» **Description of the task**:
Output the material beneath exactly, leaving nothing out.

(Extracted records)
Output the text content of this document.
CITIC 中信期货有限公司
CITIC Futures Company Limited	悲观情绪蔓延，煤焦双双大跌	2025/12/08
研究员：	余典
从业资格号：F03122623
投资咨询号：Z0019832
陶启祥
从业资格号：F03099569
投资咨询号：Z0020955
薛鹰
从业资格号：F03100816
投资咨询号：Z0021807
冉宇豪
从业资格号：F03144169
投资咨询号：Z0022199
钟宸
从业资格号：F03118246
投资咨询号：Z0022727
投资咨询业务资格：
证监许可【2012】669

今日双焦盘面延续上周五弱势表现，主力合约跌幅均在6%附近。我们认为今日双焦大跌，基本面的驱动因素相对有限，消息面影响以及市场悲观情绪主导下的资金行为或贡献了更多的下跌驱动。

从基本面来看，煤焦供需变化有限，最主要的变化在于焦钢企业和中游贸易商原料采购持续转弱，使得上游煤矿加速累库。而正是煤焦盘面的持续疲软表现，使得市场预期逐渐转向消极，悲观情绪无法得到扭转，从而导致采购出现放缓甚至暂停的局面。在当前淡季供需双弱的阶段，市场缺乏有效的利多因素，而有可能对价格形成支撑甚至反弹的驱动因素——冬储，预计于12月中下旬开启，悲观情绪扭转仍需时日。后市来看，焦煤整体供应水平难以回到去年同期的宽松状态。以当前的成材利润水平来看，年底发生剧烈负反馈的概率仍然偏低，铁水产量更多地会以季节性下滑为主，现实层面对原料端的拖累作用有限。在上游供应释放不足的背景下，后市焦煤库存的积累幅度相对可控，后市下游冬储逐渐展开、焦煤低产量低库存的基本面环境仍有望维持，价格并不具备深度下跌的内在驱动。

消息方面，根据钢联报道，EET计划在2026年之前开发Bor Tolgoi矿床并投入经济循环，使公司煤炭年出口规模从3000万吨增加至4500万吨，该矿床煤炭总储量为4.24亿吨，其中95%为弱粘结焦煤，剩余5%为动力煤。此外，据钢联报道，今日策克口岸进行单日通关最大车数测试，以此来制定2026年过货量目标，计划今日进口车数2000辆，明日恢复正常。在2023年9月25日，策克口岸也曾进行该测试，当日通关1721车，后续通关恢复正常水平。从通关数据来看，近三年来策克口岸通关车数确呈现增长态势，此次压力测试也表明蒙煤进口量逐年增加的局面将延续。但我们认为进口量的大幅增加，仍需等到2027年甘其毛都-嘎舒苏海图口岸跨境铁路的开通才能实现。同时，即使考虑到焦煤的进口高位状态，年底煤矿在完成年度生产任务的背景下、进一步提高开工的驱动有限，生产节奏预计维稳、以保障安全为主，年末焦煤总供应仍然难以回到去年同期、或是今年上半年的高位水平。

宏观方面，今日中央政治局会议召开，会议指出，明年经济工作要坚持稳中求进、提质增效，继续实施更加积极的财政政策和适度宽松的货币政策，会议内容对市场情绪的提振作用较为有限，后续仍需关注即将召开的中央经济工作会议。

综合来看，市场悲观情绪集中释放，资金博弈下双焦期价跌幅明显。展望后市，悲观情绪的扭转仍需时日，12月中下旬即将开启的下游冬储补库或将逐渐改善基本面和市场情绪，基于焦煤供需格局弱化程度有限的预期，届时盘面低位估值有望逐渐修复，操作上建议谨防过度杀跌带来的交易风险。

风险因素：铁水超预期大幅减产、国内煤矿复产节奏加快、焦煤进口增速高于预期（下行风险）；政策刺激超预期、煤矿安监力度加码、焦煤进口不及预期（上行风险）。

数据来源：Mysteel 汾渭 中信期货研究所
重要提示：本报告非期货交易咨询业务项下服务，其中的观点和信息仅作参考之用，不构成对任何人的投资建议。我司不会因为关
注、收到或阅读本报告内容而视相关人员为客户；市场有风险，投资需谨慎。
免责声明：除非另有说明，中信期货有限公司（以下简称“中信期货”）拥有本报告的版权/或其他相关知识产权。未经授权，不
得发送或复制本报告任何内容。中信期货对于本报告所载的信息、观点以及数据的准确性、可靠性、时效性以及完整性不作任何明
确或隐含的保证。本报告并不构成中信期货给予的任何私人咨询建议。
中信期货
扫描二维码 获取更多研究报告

» **Solution to this task**:
Output the text content of this document.
CITIC 中信期货有限公司
CITIC Futures Company Limited	悲观情绪蔓延，煤焦双双大跌	2025/12/08
研究员：	余典
从业资格号：F03122623
投资咨询号：Z0019832
陶启祥
从业资格号：F03099569
投资咨询号：Z0020955
薛鹰
从业资格号：F03100816
投资咨询号：Z0021807
冉宇豪
从业资格号：F03144169
投资咨询号：Z0022199
钟宸
从业资格号：F03118246
投资咨询号：Z0022727
投资咨询业务资格：
证监许可【2012】669

今日双焦盘面延续上周五弱势表现，主力合约跌幅均在6%附近。我们认为今日双焦大跌，基本面的驱动因素相对有限，消息面影响以及市场悲观情绪主导下的资金行为或贡献了更多的下跌驱动。

从基本面来看，煤焦供需变化有限，最主要的变化在于焦钢企业和中游贸易商原料采购持续转弱，使得上游煤矿加速累库。而正是煤焦盘面的持续疲软表现，使得市场预期逐渐转向消极，悲观情绪无法得到扭转，从而导致采购出现放缓甚至暂停的局面。在当前淡季供需双弱的阶段，市场缺乏有效的利多因素，而有可能对价格形成支撑甚至反弹的驱动因素——冬储，预计于12月中下旬开启，悲观情绪扭转仍需时日。后市来看，焦煤整体供应水平难以回到去年同期的宽松状态。以当前的成材利润水平来看，年底发生剧烈负反馈的概率仍然偏低，铁水产量更多地会以季节性下滑为主，现实层面对原料端的拖累作用有限。在上游供应释放不足的背景下，后市焦煤库存的积累幅度相对可控，后市下游冬储逐渐展开、焦煤低产量低库存的基本面环境仍有望维持，价格并不具备深度下跌的内在驱动。

消息方面，根据钢联报道，EET计划在2026年之前开发Bor Tolgoi矿床并投入经济循环，使公司煤炭年出口规模从3000万吨增加至4500万吨，该矿床煤炭总储量为4.24亿吨，其中95%为弱粘结焦煤，剩余5%为动力煤。此外，据钢联报道，今日策克口岸进行单日通关最大车数测试，以此来制定2026年过货量目标，计划今日进口车数2000辆，明日恢复正常。在2023年9月25日，策克口岸也曾进行该测试，当日通关1721车，后续通关恢复正常水平。从通关数据来看，近三年来策克口岸通关车数确呈现增长态势，此次压力测试也表明蒙煤进口量逐年增加的局面将延续。但我们认为进口量的大幅增加，仍需等到2027年甘其毛都-嘎舒苏海图口岸跨境铁路的开通才能实现。同时，即使考虑到焦煤的进口高位状态，年底煤矿在完成年度生产任务的背景下、进一步提高开工的驱动有限，生产节奏预计维稳、以保障安全为主，年末焦煤总供应仍然难以回到去年同期、或是今年上半年的高位水平。

宏观方面，今日中央政治局会议召开，会议指出，明年经济工作要坚持稳中求进、提质增效，继续实施更加积极的财政政策和适度宽松的货币政策，会议内容对市场情绪的提振作用较为有限，后续仍需关注即将召开的中央经济工作会议。

综合来看，市场悲观情绪集中释放，资金博弈下双焦期价跌幅明显。展望后市，悲观情绪的扭转仍需时日，12月中下旬即将开启的下游冬储补库或将逐渐改善基本面和市场情绪，基于焦煤供需格局弱化程度有限的预期，届时盘面低位估值有望逐渐修复，操作上建议谨防过度杀跌带来的交易风险。

风险因素：铁水超预期大幅减产、国内煤矿复产节奏加快、焦煤进口增速高于预期（下行风险）；政策刺激超预期、煤矿安监力度加码、焦煤进口不及预期（上行风险）。

数据来源：Mysteel 汾渭 中信期货研究所
重要提示：本报告非期货交易咨询业务项下服务，其中的观点和信息仅作参考之用，不构成对任何人的投资建议。我司不会因为关
注、收到或阅读本报告内容而视相关人员为客户；市场有风险，投资需谨慎。
免责声明：除非另有说明，中信期货有限公司（以下简称“中信期货”）拥有本报告的版权/或其他相关知识产权。未经授权，不
得发送或复制本报告任何内容。中信期货对于本报告所载的信息、观点以及数据的准确性、可靠性、时效性以及完整性不作任何明
确或隐含的保证。本报告并不构成中信期货给予的任何私人咨询建议。
中信期货
扫描二维码 获取更多研究报告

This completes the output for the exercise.